Your goal
Below are some records. Copy every line in them that holds "favicon".

** begin Stored data **

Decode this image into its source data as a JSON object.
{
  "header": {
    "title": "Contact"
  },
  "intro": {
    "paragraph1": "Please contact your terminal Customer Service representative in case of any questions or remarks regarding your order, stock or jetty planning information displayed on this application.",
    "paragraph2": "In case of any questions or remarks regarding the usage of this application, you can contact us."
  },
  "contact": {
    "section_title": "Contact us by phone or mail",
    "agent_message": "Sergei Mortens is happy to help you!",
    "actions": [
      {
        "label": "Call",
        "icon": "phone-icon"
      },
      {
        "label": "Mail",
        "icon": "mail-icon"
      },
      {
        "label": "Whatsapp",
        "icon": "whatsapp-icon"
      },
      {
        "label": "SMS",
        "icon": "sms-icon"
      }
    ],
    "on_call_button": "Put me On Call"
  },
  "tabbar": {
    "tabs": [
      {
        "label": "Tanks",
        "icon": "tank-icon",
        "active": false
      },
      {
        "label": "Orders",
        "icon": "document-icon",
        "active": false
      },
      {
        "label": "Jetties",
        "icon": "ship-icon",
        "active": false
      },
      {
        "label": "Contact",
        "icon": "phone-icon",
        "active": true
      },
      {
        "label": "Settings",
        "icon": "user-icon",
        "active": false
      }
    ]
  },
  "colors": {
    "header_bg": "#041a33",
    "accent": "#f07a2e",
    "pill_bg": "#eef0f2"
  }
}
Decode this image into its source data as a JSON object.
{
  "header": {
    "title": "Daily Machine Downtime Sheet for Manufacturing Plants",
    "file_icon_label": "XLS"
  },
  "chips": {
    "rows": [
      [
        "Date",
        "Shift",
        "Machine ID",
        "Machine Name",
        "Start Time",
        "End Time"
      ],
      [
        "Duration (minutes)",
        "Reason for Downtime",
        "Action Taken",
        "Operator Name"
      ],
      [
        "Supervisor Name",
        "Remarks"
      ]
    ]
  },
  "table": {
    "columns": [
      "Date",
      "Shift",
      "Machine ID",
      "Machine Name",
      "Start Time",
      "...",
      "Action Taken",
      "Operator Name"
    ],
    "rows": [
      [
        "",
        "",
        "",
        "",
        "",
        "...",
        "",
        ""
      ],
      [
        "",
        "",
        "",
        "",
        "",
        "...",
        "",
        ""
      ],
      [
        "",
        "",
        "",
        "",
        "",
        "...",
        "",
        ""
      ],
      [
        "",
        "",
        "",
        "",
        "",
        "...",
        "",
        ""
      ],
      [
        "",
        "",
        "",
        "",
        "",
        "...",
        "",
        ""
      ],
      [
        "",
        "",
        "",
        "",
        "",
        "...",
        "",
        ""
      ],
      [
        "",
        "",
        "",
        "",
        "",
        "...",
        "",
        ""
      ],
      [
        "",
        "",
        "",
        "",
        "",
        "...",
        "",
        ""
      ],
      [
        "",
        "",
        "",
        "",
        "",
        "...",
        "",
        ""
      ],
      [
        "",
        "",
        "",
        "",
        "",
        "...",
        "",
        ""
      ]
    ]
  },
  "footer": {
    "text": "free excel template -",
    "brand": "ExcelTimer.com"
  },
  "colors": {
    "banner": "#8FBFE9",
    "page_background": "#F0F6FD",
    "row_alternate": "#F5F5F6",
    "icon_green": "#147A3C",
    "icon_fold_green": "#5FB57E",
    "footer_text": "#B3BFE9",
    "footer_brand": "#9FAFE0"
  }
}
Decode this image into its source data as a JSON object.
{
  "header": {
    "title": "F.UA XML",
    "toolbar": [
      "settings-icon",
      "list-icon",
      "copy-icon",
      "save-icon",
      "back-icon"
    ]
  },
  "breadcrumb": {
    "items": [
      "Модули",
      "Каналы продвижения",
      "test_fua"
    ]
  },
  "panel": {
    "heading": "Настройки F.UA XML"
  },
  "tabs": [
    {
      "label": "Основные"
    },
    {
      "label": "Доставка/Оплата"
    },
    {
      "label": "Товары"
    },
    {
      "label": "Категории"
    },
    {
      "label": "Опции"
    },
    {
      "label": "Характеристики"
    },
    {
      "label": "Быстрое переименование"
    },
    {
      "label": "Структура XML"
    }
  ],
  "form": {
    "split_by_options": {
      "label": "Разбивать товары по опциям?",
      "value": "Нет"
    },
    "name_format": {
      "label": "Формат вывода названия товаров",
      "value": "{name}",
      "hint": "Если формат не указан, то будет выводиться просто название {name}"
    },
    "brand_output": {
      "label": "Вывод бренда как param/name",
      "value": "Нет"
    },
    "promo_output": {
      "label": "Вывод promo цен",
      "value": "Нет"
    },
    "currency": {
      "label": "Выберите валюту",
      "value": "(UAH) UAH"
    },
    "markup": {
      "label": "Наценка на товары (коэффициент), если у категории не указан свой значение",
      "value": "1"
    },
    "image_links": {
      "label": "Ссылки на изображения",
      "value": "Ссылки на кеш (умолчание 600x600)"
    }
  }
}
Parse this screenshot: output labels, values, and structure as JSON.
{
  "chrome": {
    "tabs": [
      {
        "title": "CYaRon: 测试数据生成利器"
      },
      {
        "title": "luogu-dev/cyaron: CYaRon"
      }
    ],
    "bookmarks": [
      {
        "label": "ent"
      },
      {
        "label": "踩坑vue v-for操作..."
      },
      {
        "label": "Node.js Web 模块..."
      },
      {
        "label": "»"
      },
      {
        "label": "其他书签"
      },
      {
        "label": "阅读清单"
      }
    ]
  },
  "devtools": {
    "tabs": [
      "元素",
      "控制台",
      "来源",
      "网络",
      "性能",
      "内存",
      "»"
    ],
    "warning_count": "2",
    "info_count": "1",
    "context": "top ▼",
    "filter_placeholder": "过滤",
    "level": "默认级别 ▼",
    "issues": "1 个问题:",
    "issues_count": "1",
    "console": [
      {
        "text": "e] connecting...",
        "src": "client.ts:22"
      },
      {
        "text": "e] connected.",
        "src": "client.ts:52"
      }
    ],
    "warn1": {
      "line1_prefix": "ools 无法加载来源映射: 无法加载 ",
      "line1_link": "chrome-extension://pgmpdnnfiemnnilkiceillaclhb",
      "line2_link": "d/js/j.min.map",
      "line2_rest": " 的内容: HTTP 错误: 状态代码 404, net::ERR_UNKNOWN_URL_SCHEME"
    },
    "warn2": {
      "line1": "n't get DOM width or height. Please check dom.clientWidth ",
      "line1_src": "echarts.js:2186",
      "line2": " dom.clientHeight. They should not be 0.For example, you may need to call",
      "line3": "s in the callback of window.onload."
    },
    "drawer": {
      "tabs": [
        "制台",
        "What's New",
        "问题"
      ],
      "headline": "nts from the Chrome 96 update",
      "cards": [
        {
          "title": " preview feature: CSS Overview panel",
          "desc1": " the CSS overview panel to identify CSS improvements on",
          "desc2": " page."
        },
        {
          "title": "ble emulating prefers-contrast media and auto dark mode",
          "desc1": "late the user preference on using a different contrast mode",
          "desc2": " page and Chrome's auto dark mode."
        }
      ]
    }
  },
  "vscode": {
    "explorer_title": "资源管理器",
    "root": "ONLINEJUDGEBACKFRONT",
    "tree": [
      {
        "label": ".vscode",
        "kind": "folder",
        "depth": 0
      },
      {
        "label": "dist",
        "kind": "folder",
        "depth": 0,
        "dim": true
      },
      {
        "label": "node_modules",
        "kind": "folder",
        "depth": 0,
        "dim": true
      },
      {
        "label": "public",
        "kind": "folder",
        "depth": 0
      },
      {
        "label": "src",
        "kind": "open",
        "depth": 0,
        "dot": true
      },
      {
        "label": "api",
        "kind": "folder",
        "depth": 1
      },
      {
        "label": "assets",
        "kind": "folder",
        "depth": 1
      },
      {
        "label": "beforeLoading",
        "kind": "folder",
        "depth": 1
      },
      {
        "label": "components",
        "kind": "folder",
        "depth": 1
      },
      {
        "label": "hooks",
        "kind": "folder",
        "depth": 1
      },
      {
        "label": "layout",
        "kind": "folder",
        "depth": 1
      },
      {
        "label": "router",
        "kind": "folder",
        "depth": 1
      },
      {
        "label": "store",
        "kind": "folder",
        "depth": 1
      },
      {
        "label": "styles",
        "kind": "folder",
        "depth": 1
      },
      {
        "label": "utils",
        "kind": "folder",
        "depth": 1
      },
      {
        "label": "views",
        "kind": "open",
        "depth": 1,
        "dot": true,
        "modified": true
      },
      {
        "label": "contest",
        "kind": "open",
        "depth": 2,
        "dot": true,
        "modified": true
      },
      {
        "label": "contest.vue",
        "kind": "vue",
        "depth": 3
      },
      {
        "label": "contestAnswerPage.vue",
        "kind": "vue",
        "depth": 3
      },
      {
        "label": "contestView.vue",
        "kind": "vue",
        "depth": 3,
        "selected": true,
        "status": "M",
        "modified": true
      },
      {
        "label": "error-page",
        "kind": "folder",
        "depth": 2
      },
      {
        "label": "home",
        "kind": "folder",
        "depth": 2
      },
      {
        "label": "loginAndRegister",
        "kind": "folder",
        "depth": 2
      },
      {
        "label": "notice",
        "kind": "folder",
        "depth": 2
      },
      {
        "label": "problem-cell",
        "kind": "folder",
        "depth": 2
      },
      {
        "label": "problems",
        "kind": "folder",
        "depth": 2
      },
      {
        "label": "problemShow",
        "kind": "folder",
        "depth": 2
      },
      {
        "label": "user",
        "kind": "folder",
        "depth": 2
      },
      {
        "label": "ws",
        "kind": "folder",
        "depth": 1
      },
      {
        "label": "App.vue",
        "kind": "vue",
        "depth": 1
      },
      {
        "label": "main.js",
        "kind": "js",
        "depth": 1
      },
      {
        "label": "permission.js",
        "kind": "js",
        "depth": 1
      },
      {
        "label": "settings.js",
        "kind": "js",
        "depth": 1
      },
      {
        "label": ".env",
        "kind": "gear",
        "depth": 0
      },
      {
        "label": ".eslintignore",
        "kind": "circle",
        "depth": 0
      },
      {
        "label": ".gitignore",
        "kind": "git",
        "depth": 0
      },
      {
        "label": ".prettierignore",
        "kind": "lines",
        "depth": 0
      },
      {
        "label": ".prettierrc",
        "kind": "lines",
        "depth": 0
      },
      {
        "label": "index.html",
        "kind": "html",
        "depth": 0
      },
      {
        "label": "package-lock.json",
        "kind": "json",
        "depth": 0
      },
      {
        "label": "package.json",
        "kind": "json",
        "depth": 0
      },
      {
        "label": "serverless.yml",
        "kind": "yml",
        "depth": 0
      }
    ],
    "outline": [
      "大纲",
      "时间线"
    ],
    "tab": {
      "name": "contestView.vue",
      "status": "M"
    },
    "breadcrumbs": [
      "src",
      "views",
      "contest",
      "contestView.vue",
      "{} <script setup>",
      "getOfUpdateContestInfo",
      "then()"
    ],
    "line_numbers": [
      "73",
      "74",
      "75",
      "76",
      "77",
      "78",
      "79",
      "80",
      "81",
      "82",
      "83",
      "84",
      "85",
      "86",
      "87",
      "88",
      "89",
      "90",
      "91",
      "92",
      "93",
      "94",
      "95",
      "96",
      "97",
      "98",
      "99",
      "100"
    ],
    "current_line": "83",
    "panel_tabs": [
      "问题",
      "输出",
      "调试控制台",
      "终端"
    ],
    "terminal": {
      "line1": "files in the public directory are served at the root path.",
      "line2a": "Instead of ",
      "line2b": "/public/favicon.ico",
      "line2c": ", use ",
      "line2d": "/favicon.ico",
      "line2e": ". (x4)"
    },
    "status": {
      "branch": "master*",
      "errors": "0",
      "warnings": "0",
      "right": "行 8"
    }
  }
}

** end Stored data **

Complete answer
      "line2b": "/public/favicon.ico",
      "line2d": "/favicon.ico",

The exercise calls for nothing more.